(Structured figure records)
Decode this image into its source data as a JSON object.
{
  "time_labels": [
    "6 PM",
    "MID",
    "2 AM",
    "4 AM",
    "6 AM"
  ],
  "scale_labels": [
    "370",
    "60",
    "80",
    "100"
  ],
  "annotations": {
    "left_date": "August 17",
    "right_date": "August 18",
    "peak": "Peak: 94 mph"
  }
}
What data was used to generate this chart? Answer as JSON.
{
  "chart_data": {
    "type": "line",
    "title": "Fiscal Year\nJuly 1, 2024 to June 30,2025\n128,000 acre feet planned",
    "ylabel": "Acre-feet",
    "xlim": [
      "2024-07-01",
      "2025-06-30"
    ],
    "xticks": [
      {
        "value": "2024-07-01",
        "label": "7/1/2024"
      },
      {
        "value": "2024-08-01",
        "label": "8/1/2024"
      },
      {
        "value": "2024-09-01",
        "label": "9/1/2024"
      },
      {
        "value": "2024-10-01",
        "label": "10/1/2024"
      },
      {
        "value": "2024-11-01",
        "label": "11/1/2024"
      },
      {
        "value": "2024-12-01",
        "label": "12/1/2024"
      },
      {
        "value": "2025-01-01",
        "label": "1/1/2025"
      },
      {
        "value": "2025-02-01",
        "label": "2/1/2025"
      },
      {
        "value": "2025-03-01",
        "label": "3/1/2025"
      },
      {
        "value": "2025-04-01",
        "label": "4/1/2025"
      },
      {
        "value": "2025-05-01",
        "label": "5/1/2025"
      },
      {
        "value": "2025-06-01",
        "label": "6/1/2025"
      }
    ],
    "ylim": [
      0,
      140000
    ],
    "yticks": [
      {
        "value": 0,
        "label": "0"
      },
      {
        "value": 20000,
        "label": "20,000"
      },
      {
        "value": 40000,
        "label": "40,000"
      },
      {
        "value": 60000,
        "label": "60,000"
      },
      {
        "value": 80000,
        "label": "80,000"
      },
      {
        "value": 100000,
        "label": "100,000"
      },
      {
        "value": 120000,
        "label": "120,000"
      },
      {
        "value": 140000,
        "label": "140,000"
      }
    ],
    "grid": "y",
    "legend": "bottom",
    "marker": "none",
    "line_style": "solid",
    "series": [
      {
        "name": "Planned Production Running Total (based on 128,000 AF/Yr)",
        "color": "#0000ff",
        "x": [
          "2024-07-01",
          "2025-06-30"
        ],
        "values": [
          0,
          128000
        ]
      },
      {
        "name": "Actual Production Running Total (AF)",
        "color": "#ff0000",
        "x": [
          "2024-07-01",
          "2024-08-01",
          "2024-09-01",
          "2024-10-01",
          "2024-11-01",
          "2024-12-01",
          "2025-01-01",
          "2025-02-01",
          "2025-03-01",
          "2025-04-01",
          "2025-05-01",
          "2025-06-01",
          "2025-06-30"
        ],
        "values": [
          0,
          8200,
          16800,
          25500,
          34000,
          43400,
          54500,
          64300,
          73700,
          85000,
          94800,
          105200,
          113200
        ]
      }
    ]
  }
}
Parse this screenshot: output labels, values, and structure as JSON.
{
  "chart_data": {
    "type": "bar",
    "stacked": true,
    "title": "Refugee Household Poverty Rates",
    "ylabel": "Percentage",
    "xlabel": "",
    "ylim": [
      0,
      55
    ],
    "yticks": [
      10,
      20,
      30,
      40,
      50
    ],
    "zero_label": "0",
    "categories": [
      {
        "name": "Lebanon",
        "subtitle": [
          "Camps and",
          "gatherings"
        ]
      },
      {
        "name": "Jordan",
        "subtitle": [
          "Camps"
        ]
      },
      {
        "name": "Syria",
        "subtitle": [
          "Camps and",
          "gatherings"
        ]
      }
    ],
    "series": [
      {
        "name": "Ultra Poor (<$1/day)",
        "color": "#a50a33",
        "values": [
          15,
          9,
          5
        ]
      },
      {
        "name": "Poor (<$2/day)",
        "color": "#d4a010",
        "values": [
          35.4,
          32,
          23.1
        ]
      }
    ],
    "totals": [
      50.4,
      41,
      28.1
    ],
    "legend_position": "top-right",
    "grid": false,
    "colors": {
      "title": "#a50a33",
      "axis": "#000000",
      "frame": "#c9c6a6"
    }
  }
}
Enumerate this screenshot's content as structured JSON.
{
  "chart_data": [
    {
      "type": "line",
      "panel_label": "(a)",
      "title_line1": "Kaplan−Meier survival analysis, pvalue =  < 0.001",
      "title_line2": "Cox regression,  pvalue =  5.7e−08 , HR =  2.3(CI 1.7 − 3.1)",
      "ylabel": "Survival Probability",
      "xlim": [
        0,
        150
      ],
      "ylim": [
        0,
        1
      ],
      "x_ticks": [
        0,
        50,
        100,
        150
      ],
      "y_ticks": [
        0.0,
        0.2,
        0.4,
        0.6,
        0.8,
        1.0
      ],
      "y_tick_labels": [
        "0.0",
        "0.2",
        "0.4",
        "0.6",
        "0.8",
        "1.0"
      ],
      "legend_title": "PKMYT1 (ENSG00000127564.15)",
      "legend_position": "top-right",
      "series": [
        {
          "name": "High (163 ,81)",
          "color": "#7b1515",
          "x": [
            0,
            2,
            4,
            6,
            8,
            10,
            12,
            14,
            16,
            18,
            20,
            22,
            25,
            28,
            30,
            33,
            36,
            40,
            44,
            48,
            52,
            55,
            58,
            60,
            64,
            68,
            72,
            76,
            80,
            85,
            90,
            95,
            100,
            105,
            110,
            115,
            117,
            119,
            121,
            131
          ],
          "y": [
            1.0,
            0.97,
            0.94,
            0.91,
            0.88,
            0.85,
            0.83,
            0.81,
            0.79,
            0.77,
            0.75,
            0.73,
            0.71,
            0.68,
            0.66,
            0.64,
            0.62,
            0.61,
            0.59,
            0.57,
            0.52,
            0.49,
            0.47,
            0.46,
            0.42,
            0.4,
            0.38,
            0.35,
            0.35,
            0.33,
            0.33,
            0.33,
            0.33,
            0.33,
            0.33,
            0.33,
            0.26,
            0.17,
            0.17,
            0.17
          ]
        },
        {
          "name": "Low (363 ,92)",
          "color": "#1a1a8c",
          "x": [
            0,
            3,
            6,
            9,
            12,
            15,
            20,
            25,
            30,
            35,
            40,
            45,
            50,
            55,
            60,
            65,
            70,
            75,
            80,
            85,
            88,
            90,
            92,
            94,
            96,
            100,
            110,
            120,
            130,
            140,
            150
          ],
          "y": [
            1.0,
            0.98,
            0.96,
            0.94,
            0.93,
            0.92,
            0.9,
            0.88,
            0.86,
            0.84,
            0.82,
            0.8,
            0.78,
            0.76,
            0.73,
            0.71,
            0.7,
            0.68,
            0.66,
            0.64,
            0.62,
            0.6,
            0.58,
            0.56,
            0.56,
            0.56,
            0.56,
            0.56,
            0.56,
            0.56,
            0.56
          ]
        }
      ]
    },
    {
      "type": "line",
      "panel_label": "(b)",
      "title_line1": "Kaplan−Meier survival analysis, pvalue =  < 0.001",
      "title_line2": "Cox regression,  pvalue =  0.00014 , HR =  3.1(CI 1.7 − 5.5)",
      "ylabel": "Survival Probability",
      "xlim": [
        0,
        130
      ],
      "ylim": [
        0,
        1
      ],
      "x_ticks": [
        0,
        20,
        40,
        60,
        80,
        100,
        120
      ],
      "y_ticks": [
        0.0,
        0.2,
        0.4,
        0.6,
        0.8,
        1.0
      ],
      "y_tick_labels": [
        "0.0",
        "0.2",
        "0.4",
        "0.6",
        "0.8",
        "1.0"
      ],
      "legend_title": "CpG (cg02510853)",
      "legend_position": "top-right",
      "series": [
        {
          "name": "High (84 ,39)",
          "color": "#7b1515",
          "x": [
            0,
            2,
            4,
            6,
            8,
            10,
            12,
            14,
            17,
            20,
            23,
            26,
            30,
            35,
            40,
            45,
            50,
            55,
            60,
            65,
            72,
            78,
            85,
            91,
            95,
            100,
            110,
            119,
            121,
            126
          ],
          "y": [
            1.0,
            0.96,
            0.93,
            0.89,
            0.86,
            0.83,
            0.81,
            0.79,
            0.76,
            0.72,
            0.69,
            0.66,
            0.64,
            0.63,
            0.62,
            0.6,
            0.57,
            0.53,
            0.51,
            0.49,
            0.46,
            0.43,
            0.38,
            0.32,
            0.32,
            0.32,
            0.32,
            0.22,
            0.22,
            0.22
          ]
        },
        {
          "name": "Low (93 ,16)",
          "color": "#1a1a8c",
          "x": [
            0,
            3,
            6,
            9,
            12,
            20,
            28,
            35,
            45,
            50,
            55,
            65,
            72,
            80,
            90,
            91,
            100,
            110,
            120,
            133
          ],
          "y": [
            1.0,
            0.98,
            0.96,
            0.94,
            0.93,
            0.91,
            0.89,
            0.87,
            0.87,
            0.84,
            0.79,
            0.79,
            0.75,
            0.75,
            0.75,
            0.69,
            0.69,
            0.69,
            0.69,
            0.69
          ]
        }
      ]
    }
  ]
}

• **Problem**:
Check each line above for "ylabel" and return the ones that have it.

• **Task output**:
    "ylabel": "Acre-feet",
    "ylabel": "Percentage",
      "ylabel": "Survival Probability",
      "ylabel": "Survival Probability",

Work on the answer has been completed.